Saved entries:
+ + + +
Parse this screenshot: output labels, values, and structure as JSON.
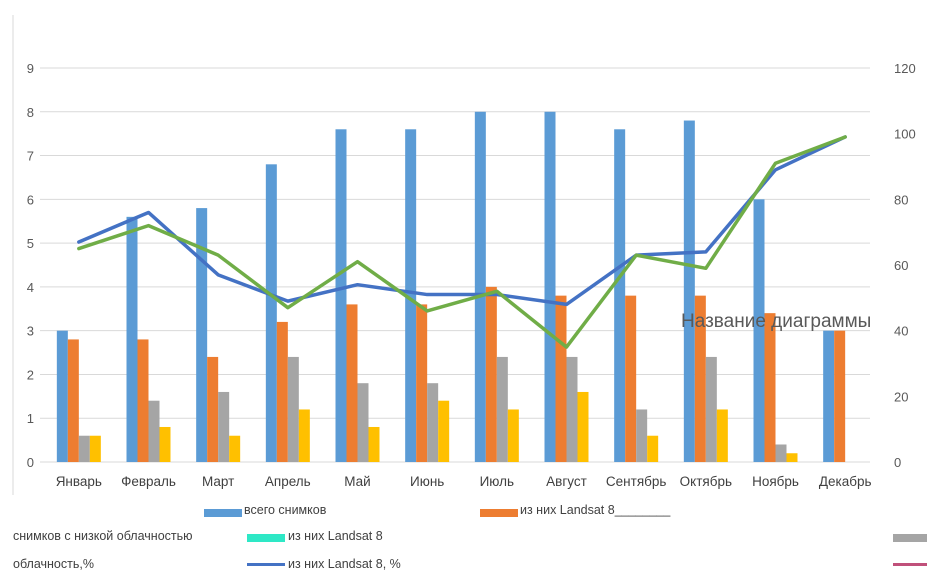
{
  "chart_data": {
    "type": "bar",
    "title": "Название диаграммы",
    "categories": [
      "Январь",
      "Февраль",
      "Март",
      "Апрель",
      "Май",
      "Июнь",
      "Июль",
      "Август",
      "Сентябрь",
      "Октябрь",
      "Ноябрь",
      "Декабрь"
    ],
    "y_left": {
      "ylim": [
        0,
        9
      ],
      "ticks": [
        "0",
        "1",
        "2",
        "3",
        "4",
        "5",
        "6",
        "7",
        "8",
        "9"
      ]
    },
    "y_right": {
      "ylim": [
        0,
        120
      ],
      "ticks": [
        "0",
        "20",
        "40",
        "60",
        "80",
        "100",
        "120"
      ]
    },
    "grid": true,
    "legend_position": "bottom",
    "series": [
      {
        "name": "всего  снимков",
        "kind": "bar",
        "axis": "left",
        "color": "#5B9BD5",
        "values": [
          3.0,
          5.6,
          5.8,
          6.8,
          7.6,
          7.6,
          8.0,
          8.0,
          7.6,
          7.8,
          6.0,
          3.0
        ]
      },
      {
        "name": "из них Landsat 8",
        "kind": "bar",
        "axis": "left",
        "color": "#ED7D31",
        "values": [
          2.8,
          2.8,
          2.4,
          3.2,
          3.6,
          3.6,
          4.0,
          3.8,
          3.8,
          3.8,
          3.4,
          3.0
        ]
      },
      {
        "name": "снимков с низкой облачностью",
        "kind": "bar",
        "axis": "left",
        "color": "#A5A5A5",
        "values": [
          0.6,
          1.4,
          1.6,
          2.4,
          1.8,
          1.8,
          2.4,
          2.4,
          1.2,
          2.4,
          0.4,
          0
        ]
      },
      {
        "name": "",
        "kind": "bar",
        "axis": "left",
        "color": "#FFC000",
        "values": [
          0.6,
          0.8,
          0.6,
          1.2,
          0.8,
          1.4,
          1.2,
          1.6,
          0.6,
          1.2,
          0.2,
          0
        ]
      },
      {
        "name": "из них Landsat 8, %",
        "kind": "line",
        "axis": "right",
        "color": "#4472C4",
        "values": [
          67,
          76,
          57,
          49,
          54,
          51,
          51,
          48,
          63,
          64,
          89,
          99
        ]
      },
      {
        "name": "облачность,%",
        "kind": "line",
        "axis": "right",
        "color": "#70AD47",
        "values": [
          65,
          72,
          63,
          47,
          61,
          46,
          52,
          35,
          63,
          59,
          91,
          99
        ]
      }
    ]
  },
  "legend": {
    "row1": {
      "item1": "всего  снимков",
      "item2": "из них Landsat 8________"
    },
    "row2": {
      "item1": "снимков с низкой облачностью",
      "item2": "из них Landsat 8"
    },
    "row3": {
      "item1": "облачность,%",
      "item2": "из них Landsat 8, %"
    },
    "colors": {
      "blue": "#5B9BD5",
      "orange": "#ED7D31",
      "teal": "#2EE8C6",
      "gray": "#A5A5A5",
      "dark_blue": "#4472C4",
      "magenta": "#C0507A"
    }
  }
}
+ + + +
Return the listing above in full and without alteration, excluding its pictures.

Parse this screenshot: output labels, values, and structure as JSON.
{
  "chart_data": {
    "type": "bar",
    "title": "Название диаграммы",
    "categories": [
      "Январь",
      "Февраль",
      "Март",
      "Апрель",
      "Май",
      "Июнь",
      "Июль",
      "Август",
      "Сентябрь",
      "Октябрь",
      "Ноябрь",
      "Декабрь"
    ],
    "y_left": {
      "ylim": [
        0,
        9
      ],
      "ticks": [
        "0",
        "1",
        "2",
        "3",
        "4",
        "5",
        "6",
        "7",
        "8",
        "9"
      ]
    },
    "y_right": {
      "ylim": [
        0,
        120
      ],
      "ticks": [
        "0",
        "20",
        "40",
        "60",
        "80",
        "100",
        "120"
      ]
    },
    "grid": true,
    "legend_position": "bottom",
    "series": [
      {
        "name": "всего  снимков",
        "kind": "bar",
        "axis": "left",
        "color": "#5B9BD5",
        "values": [
          3.0,
          5.6,
          5.8,
          6.8,
          7.6,
          7.6,
          8.0,
          8.0,
          7.6,
          7.8,
          6.0,
          3.0
        ]
      },
      {
        "name": "из них Landsat 8",
        "kind": "bar",
        "axis": "left",
        "color": "#ED7D31",
        "values": [
          2.8,
          2.8,
          2.4,
          3.2,
          3.6,
          3.6,
          4.0,
          3.8,
          3.8,
          3.8,
          3.4,
          3.0
        ]
      },
      {
        "name": "снимков с низкой облачностью",
        "kind": "bar",
        "axis": "left",
        "color": "#A5A5A5",
        "values": [
          0.6,
          1.4,
          1.6,
          2.4,
          1.8,
          1.8,
          2.4,
          2.4,
          1.2,
          2.4,
          0.4,
          0
        ]
      },
      {
        "name": "",
        "kind": "bar",
        "axis": "left",
        "color": "#FFC000",
        "values": [
          0.6,
          0.8,
          0.6,
          1.2,
          0.8,
          1.4,
          1.2,
          1.6,
          0.6,
          1.2,
          0.2,
          0
        ]
      },
      {
        "name": "из них Landsat 8, %",
        "kind": "line",
        "axis": "right",
        "color": "#4472C4",
        "values": [
          67,
          76,
          57,
          49,
          54,
          51,
          51,
          48,
          63,
          64,
          89,
          99
        ]
      },
      {
        "name": "облачность,%",
        "kind": "line",
        "axis": "right",
        "color": "#70AD47",
        "values": [
          65,
          72,
          63,
          47,
          61,
          46,
          52,
          35,
          63,
          59,
          91,
          99
        ]
      }
    ]
  },
  "legend": {
    "row1": {
      "item1": "всего  снимков",
      "item2": "из них Landsat 8________"
    },
    "row2": {
      "item1": "снимков с низкой облачностью",
      "item2": "из них Landsat 8"
    },
    "row3": {
      "item1": "облачность,%",
      "item2": "из них Landsat 8, %"
    },
    "colors": {
      "blue": "#5B9BD5",
      "orange": "#ED7D31",
      "teal": "#2EE8C6",
      "gray": "#A5A5A5",
      "dark_blue": "#4472C4",
      "magenta": "#C0507A"
    }
  }
}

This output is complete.